(Items from a figure collection)
┄┄┄┄┄┄
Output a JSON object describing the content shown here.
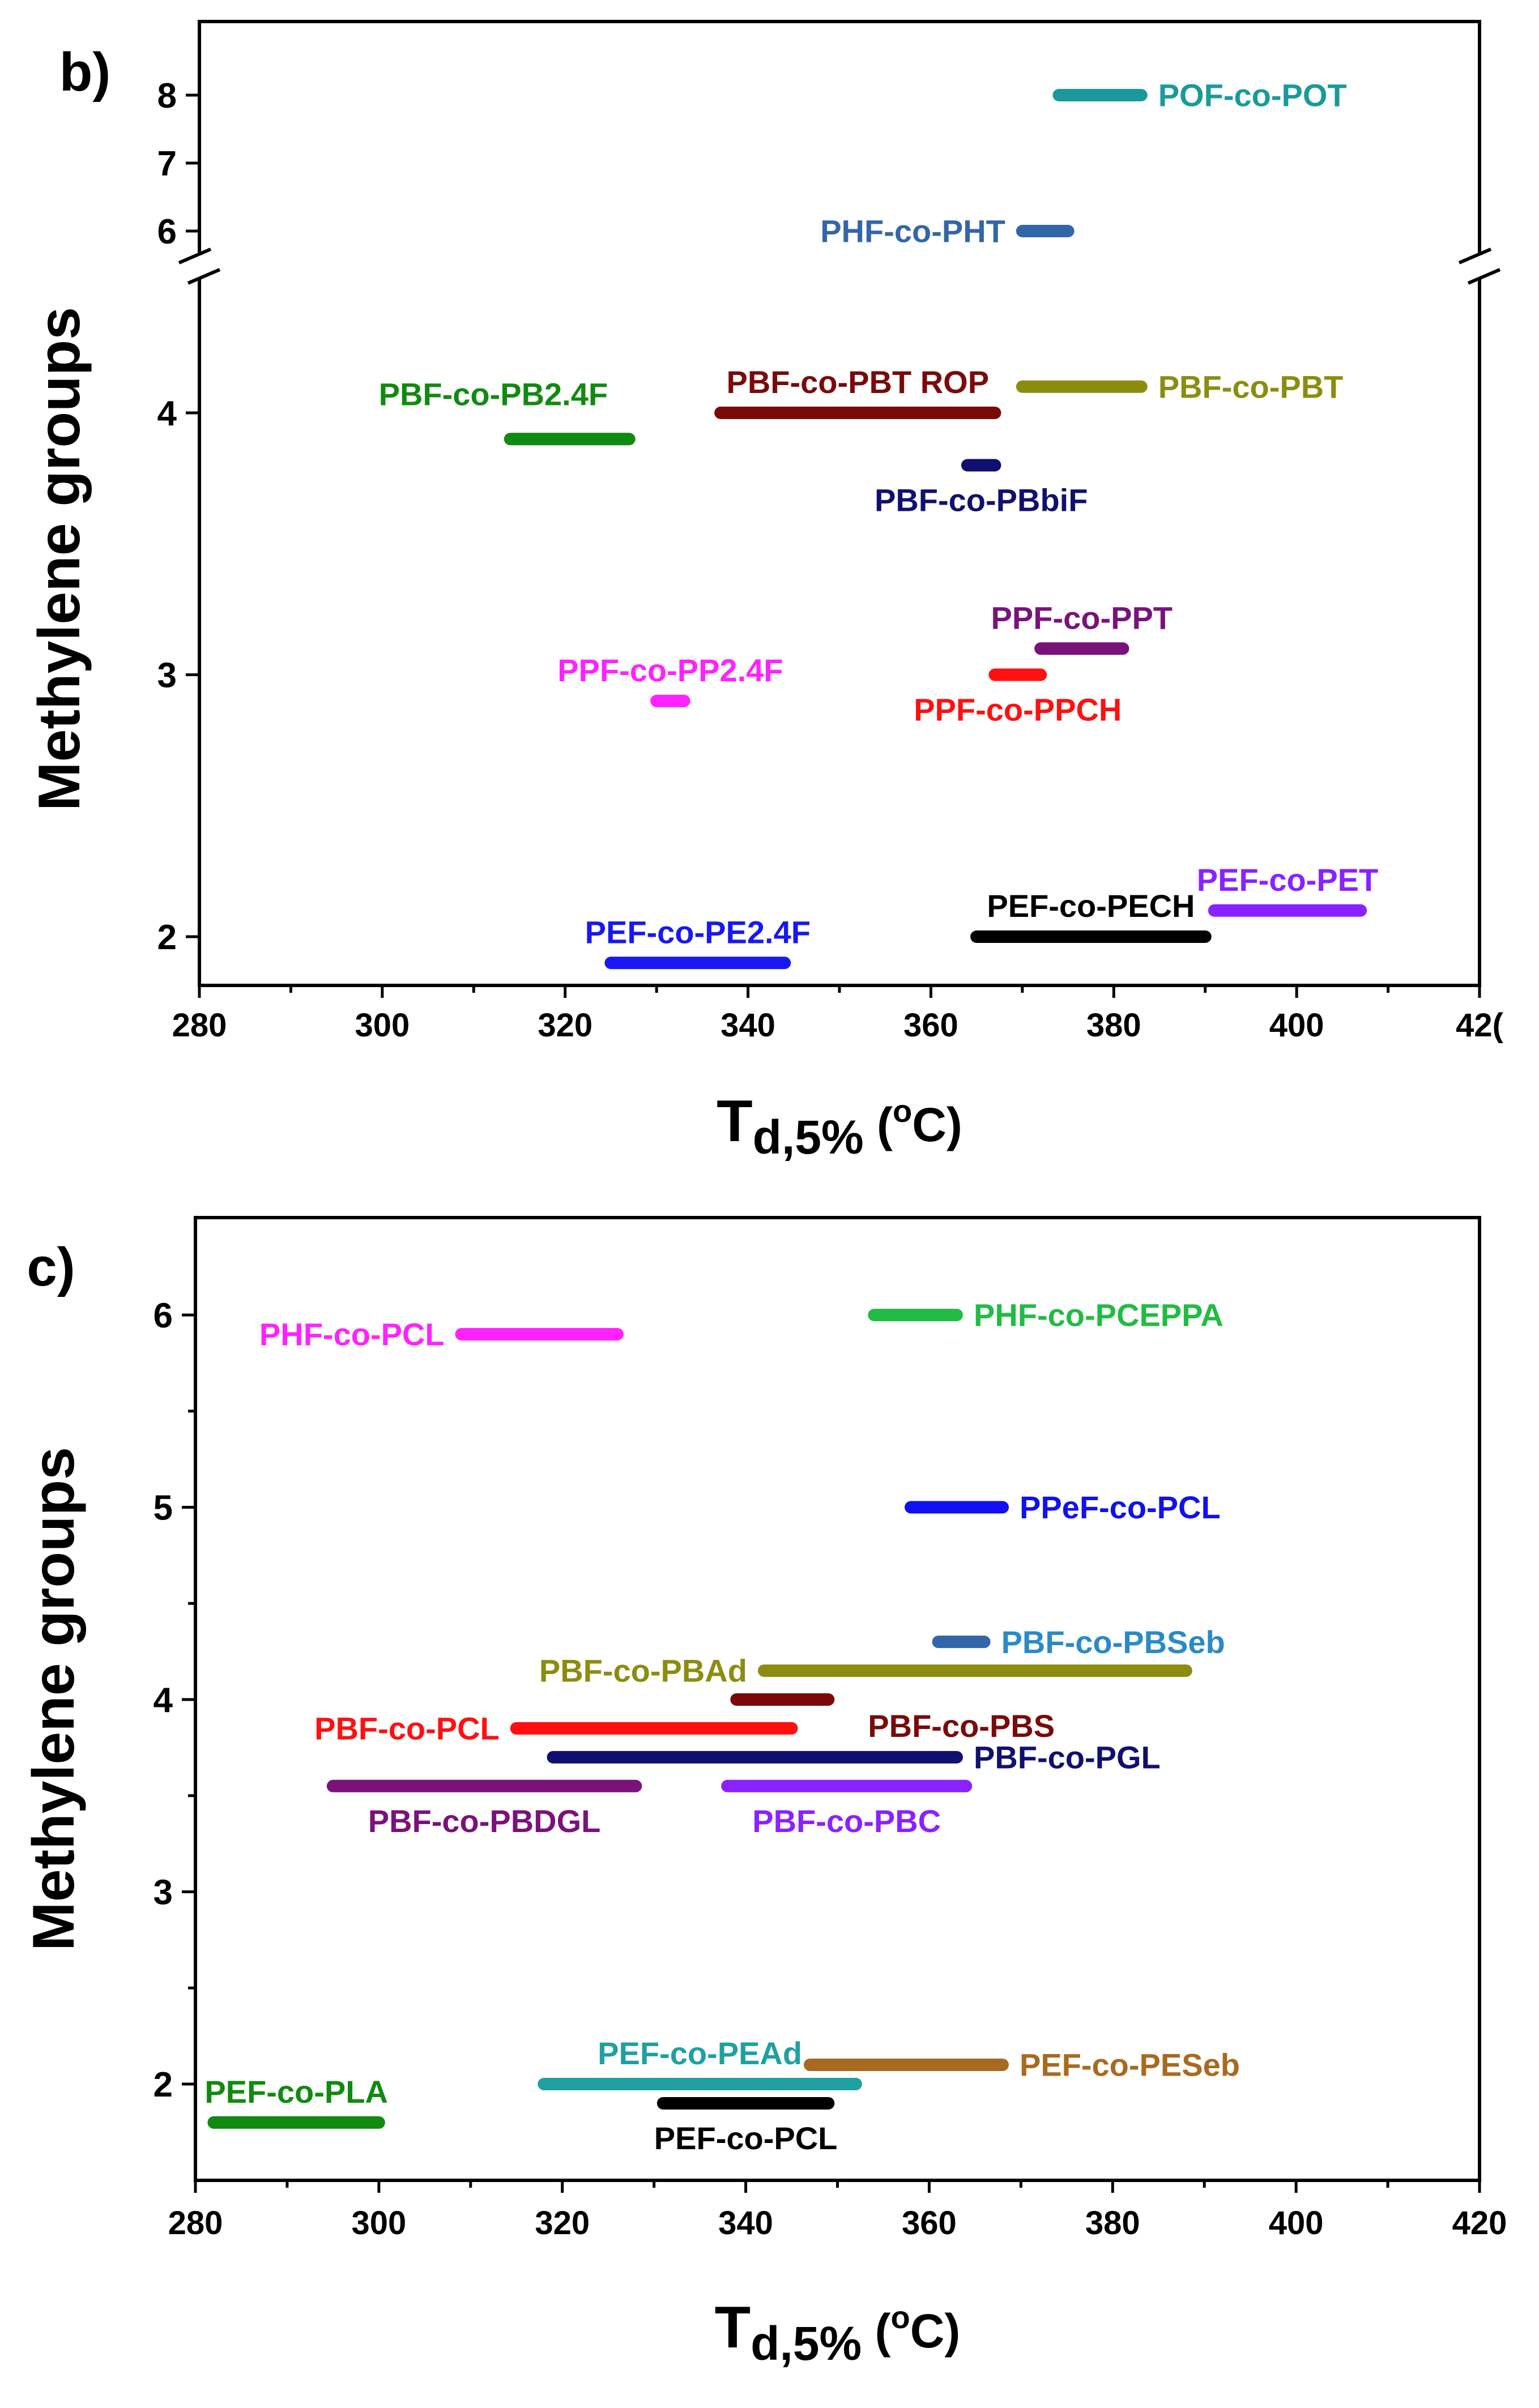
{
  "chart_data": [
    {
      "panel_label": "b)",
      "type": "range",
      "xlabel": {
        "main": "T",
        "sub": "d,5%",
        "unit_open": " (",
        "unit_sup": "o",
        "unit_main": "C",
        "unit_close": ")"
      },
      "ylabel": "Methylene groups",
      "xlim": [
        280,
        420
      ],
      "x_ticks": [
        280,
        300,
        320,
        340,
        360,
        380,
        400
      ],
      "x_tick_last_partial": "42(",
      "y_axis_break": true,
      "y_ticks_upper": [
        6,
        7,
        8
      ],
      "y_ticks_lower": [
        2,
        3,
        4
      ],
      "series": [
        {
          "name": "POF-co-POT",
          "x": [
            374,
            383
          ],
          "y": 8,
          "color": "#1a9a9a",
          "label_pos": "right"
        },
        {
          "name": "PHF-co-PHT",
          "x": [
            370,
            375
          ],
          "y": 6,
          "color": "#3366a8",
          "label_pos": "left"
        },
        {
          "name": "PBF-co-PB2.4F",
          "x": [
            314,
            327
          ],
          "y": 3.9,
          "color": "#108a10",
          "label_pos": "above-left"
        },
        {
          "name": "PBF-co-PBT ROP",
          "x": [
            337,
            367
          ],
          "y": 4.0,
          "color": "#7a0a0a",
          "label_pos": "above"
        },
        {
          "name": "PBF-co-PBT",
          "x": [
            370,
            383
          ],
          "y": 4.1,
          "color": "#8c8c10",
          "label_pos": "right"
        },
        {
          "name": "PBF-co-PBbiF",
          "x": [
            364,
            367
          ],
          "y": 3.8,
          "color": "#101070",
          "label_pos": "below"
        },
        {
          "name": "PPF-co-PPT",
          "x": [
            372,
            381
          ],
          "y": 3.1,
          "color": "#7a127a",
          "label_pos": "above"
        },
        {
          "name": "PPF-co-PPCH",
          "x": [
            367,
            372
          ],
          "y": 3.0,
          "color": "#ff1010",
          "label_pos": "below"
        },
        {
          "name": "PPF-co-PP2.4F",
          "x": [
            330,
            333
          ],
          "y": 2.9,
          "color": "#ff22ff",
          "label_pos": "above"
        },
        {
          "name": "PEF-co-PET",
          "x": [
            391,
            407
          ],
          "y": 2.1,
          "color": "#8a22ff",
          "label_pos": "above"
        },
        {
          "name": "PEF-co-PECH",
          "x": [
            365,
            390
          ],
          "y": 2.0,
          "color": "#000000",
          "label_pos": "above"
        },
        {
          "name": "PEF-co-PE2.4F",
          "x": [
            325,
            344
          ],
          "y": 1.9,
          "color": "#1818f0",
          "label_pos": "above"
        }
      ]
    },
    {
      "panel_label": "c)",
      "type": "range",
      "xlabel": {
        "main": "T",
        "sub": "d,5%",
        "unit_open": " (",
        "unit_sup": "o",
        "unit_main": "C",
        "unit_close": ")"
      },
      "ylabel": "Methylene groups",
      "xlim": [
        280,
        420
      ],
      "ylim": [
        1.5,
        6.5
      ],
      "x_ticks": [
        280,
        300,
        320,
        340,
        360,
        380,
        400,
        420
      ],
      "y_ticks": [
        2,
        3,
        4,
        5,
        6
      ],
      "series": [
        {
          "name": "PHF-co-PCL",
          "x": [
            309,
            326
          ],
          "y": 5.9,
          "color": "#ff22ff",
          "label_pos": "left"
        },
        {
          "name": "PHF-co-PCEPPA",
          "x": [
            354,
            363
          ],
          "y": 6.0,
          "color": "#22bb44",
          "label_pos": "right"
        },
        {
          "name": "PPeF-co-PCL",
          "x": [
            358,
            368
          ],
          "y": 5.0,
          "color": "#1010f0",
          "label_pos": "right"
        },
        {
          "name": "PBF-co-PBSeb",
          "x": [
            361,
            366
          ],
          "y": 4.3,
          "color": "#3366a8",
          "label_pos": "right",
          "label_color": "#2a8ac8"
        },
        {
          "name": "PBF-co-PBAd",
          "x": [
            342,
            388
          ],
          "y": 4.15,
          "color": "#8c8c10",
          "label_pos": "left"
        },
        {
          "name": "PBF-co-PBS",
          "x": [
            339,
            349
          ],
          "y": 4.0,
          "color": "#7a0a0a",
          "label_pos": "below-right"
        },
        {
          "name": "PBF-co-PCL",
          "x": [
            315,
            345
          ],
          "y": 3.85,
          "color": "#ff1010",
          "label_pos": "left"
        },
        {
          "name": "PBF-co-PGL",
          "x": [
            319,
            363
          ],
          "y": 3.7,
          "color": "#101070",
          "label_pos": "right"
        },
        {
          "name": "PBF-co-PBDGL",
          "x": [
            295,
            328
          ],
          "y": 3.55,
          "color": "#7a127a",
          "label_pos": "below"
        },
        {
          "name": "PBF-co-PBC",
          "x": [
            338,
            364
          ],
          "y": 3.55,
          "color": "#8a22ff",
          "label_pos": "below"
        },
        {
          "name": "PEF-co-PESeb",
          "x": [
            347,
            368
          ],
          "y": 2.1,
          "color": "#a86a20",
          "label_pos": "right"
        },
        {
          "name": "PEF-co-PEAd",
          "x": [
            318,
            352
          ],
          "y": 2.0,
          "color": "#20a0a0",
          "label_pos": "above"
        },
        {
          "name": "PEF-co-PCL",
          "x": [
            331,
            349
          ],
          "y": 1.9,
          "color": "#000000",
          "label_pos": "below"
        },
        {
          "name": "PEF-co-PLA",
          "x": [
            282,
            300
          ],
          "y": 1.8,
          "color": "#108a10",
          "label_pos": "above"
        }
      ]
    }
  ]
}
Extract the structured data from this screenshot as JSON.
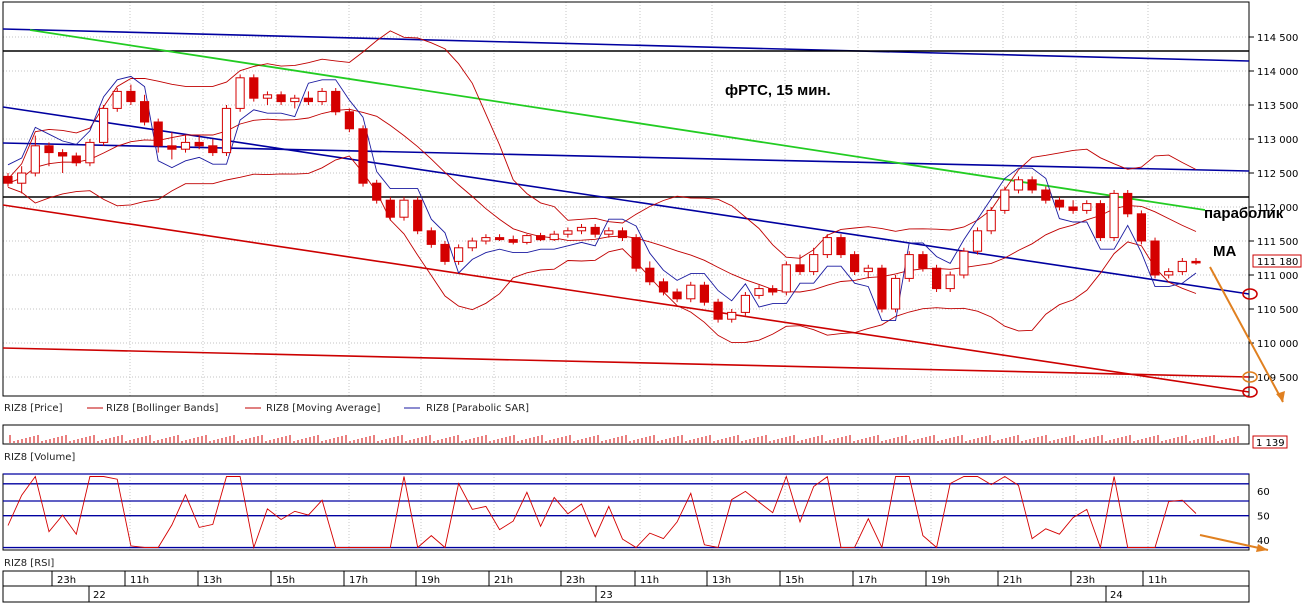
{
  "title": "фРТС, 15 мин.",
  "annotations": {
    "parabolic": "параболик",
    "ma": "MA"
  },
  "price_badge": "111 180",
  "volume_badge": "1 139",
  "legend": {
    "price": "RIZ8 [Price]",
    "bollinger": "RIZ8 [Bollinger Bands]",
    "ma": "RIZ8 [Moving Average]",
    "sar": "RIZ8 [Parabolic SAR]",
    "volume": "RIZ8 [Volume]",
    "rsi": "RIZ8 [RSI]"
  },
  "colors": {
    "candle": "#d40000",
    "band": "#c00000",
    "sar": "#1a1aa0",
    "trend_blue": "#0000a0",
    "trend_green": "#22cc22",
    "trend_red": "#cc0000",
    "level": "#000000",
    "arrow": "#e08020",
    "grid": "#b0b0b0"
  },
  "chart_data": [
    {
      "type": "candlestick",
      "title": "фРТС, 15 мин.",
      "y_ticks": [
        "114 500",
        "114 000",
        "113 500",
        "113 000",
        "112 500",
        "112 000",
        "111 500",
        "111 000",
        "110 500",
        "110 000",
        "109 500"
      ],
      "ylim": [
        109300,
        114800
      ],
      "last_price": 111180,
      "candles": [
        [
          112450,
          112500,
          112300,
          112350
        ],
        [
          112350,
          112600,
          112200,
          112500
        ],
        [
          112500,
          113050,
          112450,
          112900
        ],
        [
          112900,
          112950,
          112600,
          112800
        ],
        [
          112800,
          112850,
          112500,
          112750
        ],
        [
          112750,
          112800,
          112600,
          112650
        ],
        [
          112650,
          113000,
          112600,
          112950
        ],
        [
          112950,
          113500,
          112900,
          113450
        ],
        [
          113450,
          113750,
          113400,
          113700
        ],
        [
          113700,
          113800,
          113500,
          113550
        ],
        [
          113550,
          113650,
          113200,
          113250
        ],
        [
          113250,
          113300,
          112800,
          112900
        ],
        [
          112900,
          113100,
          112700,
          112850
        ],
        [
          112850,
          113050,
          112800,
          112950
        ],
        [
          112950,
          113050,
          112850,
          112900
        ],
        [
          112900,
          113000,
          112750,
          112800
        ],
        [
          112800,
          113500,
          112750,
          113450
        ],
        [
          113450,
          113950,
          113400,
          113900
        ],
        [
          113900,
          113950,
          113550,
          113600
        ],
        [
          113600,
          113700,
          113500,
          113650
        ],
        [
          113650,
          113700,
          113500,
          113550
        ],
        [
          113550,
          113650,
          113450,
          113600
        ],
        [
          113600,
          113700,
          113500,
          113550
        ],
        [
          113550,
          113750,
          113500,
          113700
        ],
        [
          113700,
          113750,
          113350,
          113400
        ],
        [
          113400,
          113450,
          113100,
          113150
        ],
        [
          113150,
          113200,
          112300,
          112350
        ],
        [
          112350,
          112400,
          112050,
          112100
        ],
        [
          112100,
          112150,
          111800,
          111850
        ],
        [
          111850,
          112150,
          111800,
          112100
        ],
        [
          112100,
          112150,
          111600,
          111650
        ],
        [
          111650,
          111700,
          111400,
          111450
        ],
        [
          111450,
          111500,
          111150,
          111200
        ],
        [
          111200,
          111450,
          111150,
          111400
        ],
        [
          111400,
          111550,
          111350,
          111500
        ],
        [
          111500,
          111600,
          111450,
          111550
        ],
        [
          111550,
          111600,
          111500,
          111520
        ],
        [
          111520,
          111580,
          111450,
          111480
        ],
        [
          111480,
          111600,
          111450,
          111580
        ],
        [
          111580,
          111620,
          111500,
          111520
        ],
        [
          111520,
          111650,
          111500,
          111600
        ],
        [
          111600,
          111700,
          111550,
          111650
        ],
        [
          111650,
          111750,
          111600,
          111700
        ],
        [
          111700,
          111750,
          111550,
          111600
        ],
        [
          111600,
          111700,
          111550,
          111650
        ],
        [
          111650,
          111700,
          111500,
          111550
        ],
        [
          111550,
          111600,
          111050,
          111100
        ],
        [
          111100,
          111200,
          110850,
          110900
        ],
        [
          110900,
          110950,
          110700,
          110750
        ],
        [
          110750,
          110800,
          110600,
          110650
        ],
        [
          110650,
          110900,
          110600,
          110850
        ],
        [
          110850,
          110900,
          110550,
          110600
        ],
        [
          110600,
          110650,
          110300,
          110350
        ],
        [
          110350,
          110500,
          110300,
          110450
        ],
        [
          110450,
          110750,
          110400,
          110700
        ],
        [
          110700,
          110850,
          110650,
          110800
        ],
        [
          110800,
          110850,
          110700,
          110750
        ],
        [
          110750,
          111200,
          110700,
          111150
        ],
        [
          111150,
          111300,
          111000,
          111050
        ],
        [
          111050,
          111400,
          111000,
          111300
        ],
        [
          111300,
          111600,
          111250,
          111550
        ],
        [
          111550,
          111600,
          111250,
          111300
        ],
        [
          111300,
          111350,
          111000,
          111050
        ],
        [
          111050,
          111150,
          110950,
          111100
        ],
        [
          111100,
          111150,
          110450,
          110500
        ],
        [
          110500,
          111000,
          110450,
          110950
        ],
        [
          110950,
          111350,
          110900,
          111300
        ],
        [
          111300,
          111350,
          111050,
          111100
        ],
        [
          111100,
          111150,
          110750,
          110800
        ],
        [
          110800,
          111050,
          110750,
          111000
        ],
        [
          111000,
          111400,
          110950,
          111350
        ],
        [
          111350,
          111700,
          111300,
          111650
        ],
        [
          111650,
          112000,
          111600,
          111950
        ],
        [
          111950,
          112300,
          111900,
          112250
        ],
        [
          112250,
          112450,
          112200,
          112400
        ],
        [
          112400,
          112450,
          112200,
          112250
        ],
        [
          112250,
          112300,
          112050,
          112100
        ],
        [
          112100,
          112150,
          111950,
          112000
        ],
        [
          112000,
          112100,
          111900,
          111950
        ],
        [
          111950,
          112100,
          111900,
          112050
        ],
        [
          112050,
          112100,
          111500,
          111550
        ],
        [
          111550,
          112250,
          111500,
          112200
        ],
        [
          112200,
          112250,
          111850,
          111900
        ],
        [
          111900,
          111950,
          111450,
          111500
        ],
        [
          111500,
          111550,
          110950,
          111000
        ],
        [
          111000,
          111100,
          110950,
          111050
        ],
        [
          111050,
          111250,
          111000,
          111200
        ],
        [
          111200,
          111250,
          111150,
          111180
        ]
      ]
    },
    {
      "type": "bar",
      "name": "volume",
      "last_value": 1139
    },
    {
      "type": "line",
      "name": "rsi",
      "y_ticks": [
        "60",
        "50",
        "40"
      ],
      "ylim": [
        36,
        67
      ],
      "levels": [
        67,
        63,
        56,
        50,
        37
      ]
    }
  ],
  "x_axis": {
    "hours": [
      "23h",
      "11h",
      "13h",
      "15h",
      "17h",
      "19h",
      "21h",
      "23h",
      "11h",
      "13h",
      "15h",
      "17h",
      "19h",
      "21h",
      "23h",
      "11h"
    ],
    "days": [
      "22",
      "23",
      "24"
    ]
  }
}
┄┄┄┄┄┄
_Task brief_
Copy out every line with the word "type".

_Expected answer_
      "type": "range",
      "type": "range",
      "type": "candlestick",
      "type": "bar",
      "type": "line",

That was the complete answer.